Element boundary data:
○ ○ ○ ○ ○ ○ ○

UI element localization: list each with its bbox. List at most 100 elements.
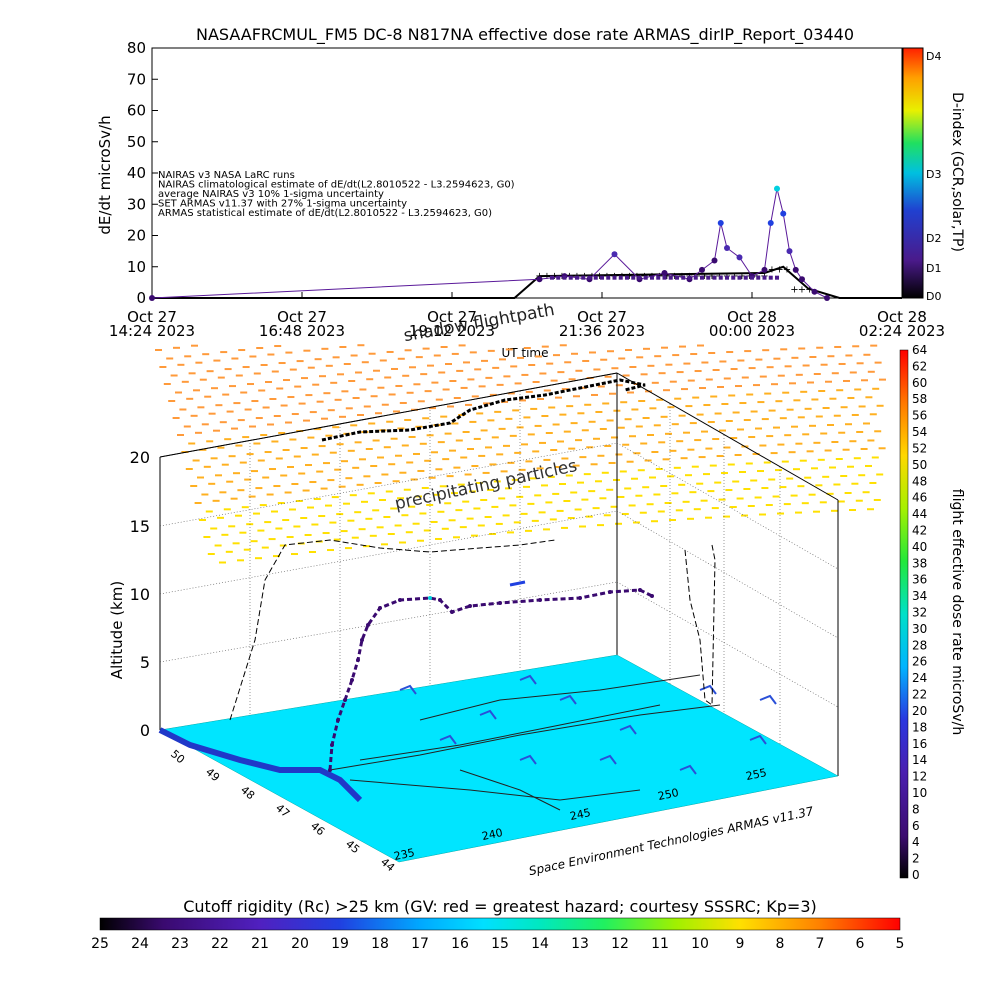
dose-tick: 18 (912, 720, 927, 734)
x-tick-label: 02:24 2023 (859, 322, 945, 340)
x-tick-label: Oct 27 (427, 308, 477, 326)
rigidity-tick: 15 (491, 936, 509, 952)
armas-point (736, 254, 743, 261)
armas-band-marker (762, 275, 767, 280)
map-blob (519, 754, 537, 765)
dose-tick: 56 (912, 409, 927, 423)
dose-tick: 50 (912, 458, 927, 472)
track-point (336, 718, 340, 722)
track-high-segment (509, 580, 526, 587)
x-tick-label: 19:12 2023 (409, 322, 495, 340)
nairas-marker: + (798, 285, 806, 296)
rigidity-tick: 9 (736, 936, 745, 952)
armas-point (811, 288, 818, 295)
rigidity-tick: 19 (331, 936, 349, 952)
map-blob (559, 694, 577, 705)
dose-tick: 60 (912, 376, 927, 390)
armas-band-marker (693, 275, 698, 280)
rigidity-tick: 6 (856, 936, 865, 952)
dose-tick: 8 (912, 802, 920, 816)
armas-band-marker (725, 275, 729, 280)
nairas-marker: + (700, 271, 708, 282)
z-tick-label: 10 (130, 585, 150, 604)
x-tick-label: Oct 27 (127, 308, 177, 326)
armas-band-marker (756, 275, 761, 280)
dose-tick: 16 (912, 737, 927, 751)
rigidity-tick: 23 (171, 936, 189, 952)
nairas-marker: + (775, 264, 783, 275)
z-tick-label: 20 (130, 448, 150, 467)
x-tick-label: Oct 28 (877, 308, 927, 326)
track-point (378, 606, 382, 610)
rigidity-ticks: 25 24 23 22 21 20 19 18 17 16 15 14 13 12 11 10 9 8 7 6 5 (91, 936, 904, 952)
armas-point (761, 266, 768, 273)
track-point (328, 768, 332, 772)
map-blob (619, 724, 637, 735)
armas-band-marker (593, 275, 598, 280)
legend-item: average NAIRAS v3 10% 1-sigma uncertaint… (158, 189, 384, 200)
shadow-flightpath-wall (229, 539, 556, 721)
armas-band-marker (681, 275, 686, 280)
armas-point (699, 266, 705, 273)
y-tick-label: 20 (127, 227, 146, 245)
latitude-tick-label: 50 (168, 747, 187, 766)
rigidity-tick: 11 (651, 936, 669, 952)
dose-colorbar-label: flight effective dose rate microSv/h (949, 489, 965, 735)
armas-point (786, 248, 793, 255)
armas-point (611, 251, 618, 258)
longitude-tick-label: 250 (657, 786, 680, 803)
nairas-marker: + (738, 271, 746, 282)
armas-band-marker (581, 275, 586, 280)
armas-band-marker (631, 275, 636, 280)
nairas-marker: + (790, 285, 798, 296)
armas-band-marker (568, 275, 573, 280)
dose-tick: 64 (912, 343, 927, 357)
rigidity-tick: 13 (571, 936, 589, 952)
armas-band-marker (675, 275, 679, 280)
rigidity-colorbar (99, 917, 901, 931)
nairas-marker: + (768, 264, 776, 275)
y-axis: 0 10 20 30 40 50 60 70 80 (127, 39, 158, 307)
armas-band-marker (743, 275, 748, 280)
armas-band-marker (606, 275, 611, 280)
nairas-series-line (152, 265, 902, 299)
track-point (650, 594, 654, 598)
rigidity-tick: 12 (611, 936, 629, 952)
rigidity-tick: 16 (451, 936, 469, 952)
x-tick-label: 00:00 2023 (709, 322, 795, 340)
dose-tick: 10 (912, 786, 927, 800)
nairas-marker: + (670, 271, 678, 282)
map-line (419, 674, 701, 721)
map-blob (399, 684, 417, 695)
nairas-marker: + (595, 271, 603, 282)
armas-band-marker (618, 275, 623, 280)
armas-point (767, 220, 774, 226)
armas-band-marker (587, 275, 592, 280)
dose-tick: 14 (912, 753, 927, 767)
rigidity-label: Cutoff rigidity (Rc) >25 km (GV: red = g… (183, 897, 817, 916)
y-tick-label: 0 (136, 289, 146, 307)
dose-tick: 12 (912, 770, 927, 784)
track-point (350, 678, 354, 682)
dose-tick: 30 (912, 622, 927, 636)
dose-tick: 32 (912, 606, 927, 620)
y-tick-label: 50 (127, 133, 146, 151)
armas-band-marker (637, 275, 642, 280)
map-line (359, 704, 661, 761)
longitude-tick-label: 240 (481, 826, 504, 843)
armas-band-marker (662, 275, 667, 280)
track-point (343, 698, 347, 702)
dose-tick: 42 (912, 523, 927, 537)
track-point (450, 610, 454, 614)
3d-grid (159, 391, 839, 745)
rigidity-tick: 25 (91, 936, 109, 952)
map-features (158, 674, 777, 811)
z-tick-label: 5 (140, 653, 150, 672)
dose-tick: 48 (912, 474, 927, 488)
dose-tick: 36 (912, 573, 927, 587)
flight-track-3d (328, 580, 654, 772)
z-tick-label: 15 (130, 517, 150, 536)
rigidity-tick: 7 (816, 936, 825, 952)
x-tick-label: 14:24 2023 (109, 322, 195, 340)
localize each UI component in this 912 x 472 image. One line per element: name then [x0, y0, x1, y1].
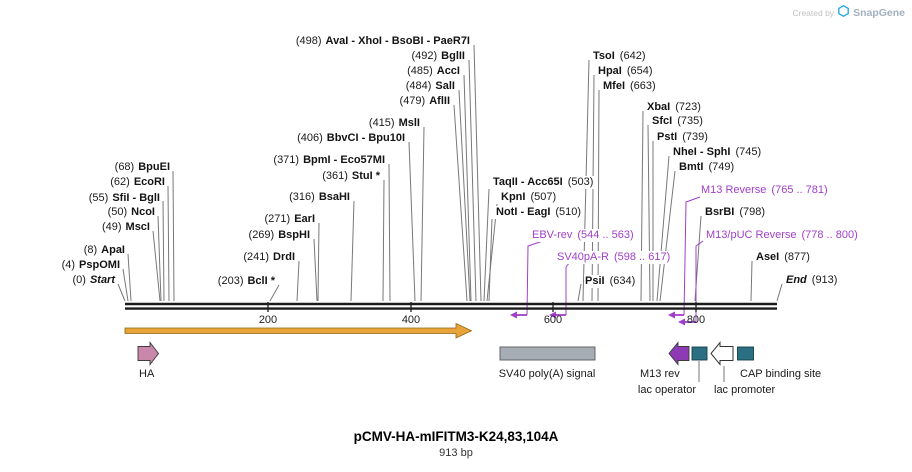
- site-label-aflii: (479) AflII: [398, 95, 451, 108]
- ruler-ticks: [267, 302, 697, 312]
- site-label-bsahi: (316) BsaHI: [288, 191, 351, 204]
- site-label-acci: (485) AccI: [406, 65, 461, 78]
- sv40-polya-box: [499, 346, 596, 361]
- map-footer: pCMV-HA-mIFITM3-K24,83,104A 913 bp: [0, 429, 912, 459]
- cap-binding-box: [737, 346, 754, 361]
- site-label-msli: (415) MslI: [367, 117, 421, 130]
- site-label-pspomi: (4) PspOMI: [60, 259, 121, 272]
- site-label-hpai: HpaI (654): [597, 65, 654, 78]
- site-label-tsoi: TsoI (642): [592, 50, 647, 63]
- end-label: End (913): [785, 274, 839, 287]
- site-label-noti-eagi: NotI - EagI (510): [495, 206, 583, 219]
- primer-lines: [516, 196, 704, 323]
- sequence-line: [125, 302, 777, 310]
- site-label-ecori: (62) EcoRI: [109, 176, 166, 189]
- orf-arrow: [124, 322, 473, 339]
- ruler-tick-800: 800: [686, 314, 706, 326]
- ruler-tick-400: 400: [401, 314, 421, 326]
- site-label-drdi: (241) DrdI: [242, 251, 296, 264]
- site-label-asei: AseI (877): [755, 251, 811, 264]
- feature-label-lac-operator: lac operator: [637, 384, 696, 396]
- primer-label-ebv-rev: EBV-rev (544 .. 563): [531, 229, 635, 242]
- leader-lines: [117, 44, 783, 302]
- primer-arrowheads: [510, 311, 685, 326]
- site-label-nhei-sphi: NheI - SphI (745): [672, 146, 763, 159]
- site-label-xbai: XbaI (723): [646, 101, 702, 114]
- ruler-tick-200: 200: [258, 314, 278, 326]
- site-label-bmti: BmtI (749): [678, 161, 736, 174]
- site-label-sfii-bgli: (55) SfiI - BglI: [87, 192, 161, 205]
- site-label-avai-xhoi-bsobi-paer7i: (498) AvaI - XhoI - BsoBI - PaeR7I: [294, 35, 471, 48]
- feature-label-m13-rev: M13 rev: [640, 368, 680, 380]
- primer-label-m13-reverse: M13 Reverse (765 .. 781): [700, 184, 829, 197]
- site-label-psii: PsiI (634): [584, 275, 637, 288]
- primer-label-m13-puc-reverse: M13/pUC Reverse (778 .. 800): [705, 229, 859, 242]
- snapgene-logo-icon: [838, 4, 849, 22]
- plasmid-title: pCMV-HA-mIFITM3-K24,83,104A: [353, 429, 559, 444]
- created-by-text: Created by: [792, 8, 835, 18]
- site-label-bbvci-bpu10i: (406) BbvCI - Bpu10I: [296, 132, 406, 145]
- snapgene-brand-text: SnapGene: [853, 7, 905, 19]
- primer-label-sv40pa-r: SV40pA-R (598 .. 617): [556, 251, 672, 264]
- site-label-sali: (484) SalI: [404, 80, 456, 93]
- site-label-apai: (8) ApaI: [82, 244, 126, 257]
- m13-rev-arrow: [668, 341, 690, 366]
- feature-label-lac-promoter: lac promoter: [714, 384, 776, 396]
- site-label-taqii-acc65i: TaqII - Acc65I (503): [492, 176, 595, 189]
- start-label: (0) Start: [71, 274, 116, 287]
- site-label-msci: (49) MscI: [100, 221, 151, 234]
- site-label-bsphi: (269) BspHI: [247, 229, 311, 242]
- feature-label-ha: HA: [139, 368, 155, 380]
- site-label-bpuei: (68) BpuEI: [113, 161, 171, 174]
- site-label-bcli: (203) BclI *: [216, 275, 276, 288]
- site-label-kpni: KpnI (507): [500, 191, 558, 204]
- ruler-tick-600: 600: [543, 314, 563, 326]
- site-label-bpmi-eco57mi: (371) BpmI - Eco57MI: [272, 154, 386, 167]
- site-label-psti: PstI (739): [656, 131, 709, 144]
- feature-label-cap-binding-site: CAP binding site: [740, 368, 822, 380]
- site-label-eari: (271) EarI: [263, 213, 316, 226]
- site-label-stui: (361) StuI *: [321, 170, 381, 183]
- feature-label-sv40-polya: SV40 poly(A) signal: [498, 368, 596, 380]
- feature-label-leaders: [698, 361, 725, 382]
- lac-operator-box: [691, 346, 708, 361]
- site-label-bglii: (492) BglII: [410, 50, 466, 63]
- site-label-sfci: SfcI (735): [651, 115, 704, 128]
- ha-arrow: [137, 341, 160, 366]
- site-label-ncoi: (50) NcoI: [106, 206, 156, 219]
- lac-promoter-arrow: [710, 341, 734, 366]
- snapgene-credit: Created by SnapGene: [792, 4, 905, 22]
- plasmid-length: 913 bp: [439, 447, 473, 459]
- site-label-mfei: MfeI (663): [602, 80, 657, 93]
- site-label-bsrbi: BsrBI (798): [704, 206, 767, 219]
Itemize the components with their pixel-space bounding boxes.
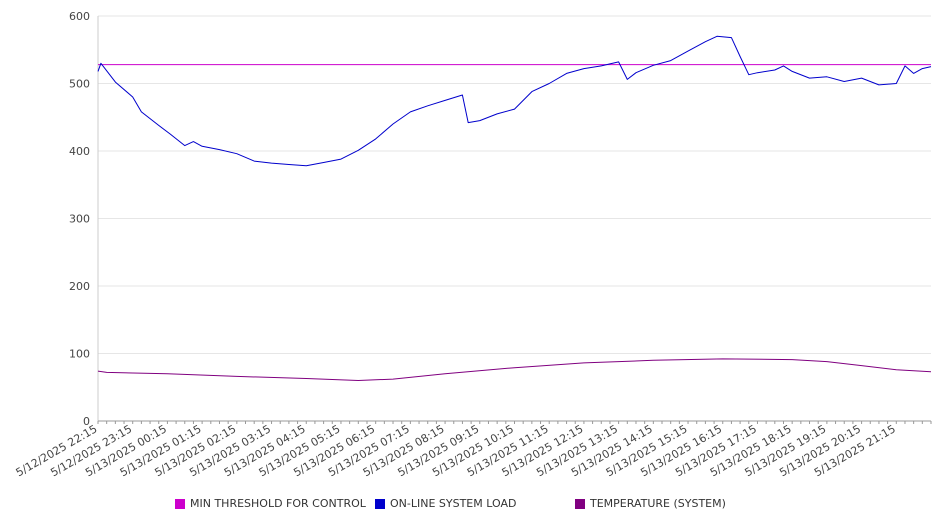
- y-tick-label-300: 300: [69, 213, 90, 226]
- y-tick-label-200: 200: [69, 280, 90, 293]
- y-tick-label-400: 400: [69, 145, 90, 158]
- y-tick-label-600: 600: [69, 10, 90, 23]
- y-tick-label-100: 100: [69, 348, 90, 361]
- x-axis-ticks: 5/12/2025 22:155/12/2025 23:155/13/2025 …: [14, 421, 932, 479]
- gridlines: [98, 15, 931, 354]
- series-line-temperature-system: [97, 358, 932, 381]
- series-line-on-line-system-load: [97, 35, 932, 167]
- legend-swatch-temperature: [575, 498, 585, 509]
- legend-swatch-min-threshold: [175, 498, 185, 509]
- legend: MIN THRESHOLD FOR CONTROL ON-LINE SYSTEM…: [0, 497, 946, 515]
- legend-label-temperature: TEMPERATURE (SYSTEM): [590, 497, 726, 510]
- legend-item-min-threshold[interactable]: MIN THRESHOLD FOR CONTROL: [175, 497, 366, 510]
- y-tick-label-0: 0: [83, 415, 90, 428]
- legend-item-system-load[interactable]: ON-LINE SYSTEM LOAD: [375, 497, 516, 510]
- y-axis-ticks: 0 100 200 300 400 500 600: [69, 10, 90, 428]
- y-tick-label-500: 500: [69, 78, 90, 91]
- legend-item-temperature[interactable]: TEMPERATURE (SYSTEM): [575, 497, 726, 510]
- legend-swatch-system-load: [375, 498, 385, 509]
- series-lines: [97, 35, 932, 381]
- legend-label-system-load: ON-LINE SYSTEM LOAD: [390, 497, 517, 510]
- legend-label-min-threshold: MIN THRESHOLD FOR CONTROL: [190, 497, 366, 510]
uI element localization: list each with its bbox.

○ ○ ○ ○ ○ ○ ○

What this task involves - Duplicate the lines of the data above verbatim, from the line containing "- y-tick-label-300: 300: [69, 213, 90, 226]" up to and including the line containing "- gridlines: [98, 15, 931, 354]".

Exercise answer -
- y-tick-label-300: 300: [69, 213, 90, 226]
- y-tick-label-200: 200: [69, 280, 90, 293]
- y-tick-label-400: 400: [69, 145, 90, 158]
- y-tick-label-600: 600: [69, 10, 90, 23]
- y-tick-label-100: 100: [69, 348, 90, 361]
- x-axis-ticks: 5/12/2025 22:155/12/2025 23:155/13/2025 …: [14, 421, 932, 479]
- gridlines: [98, 15, 931, 354]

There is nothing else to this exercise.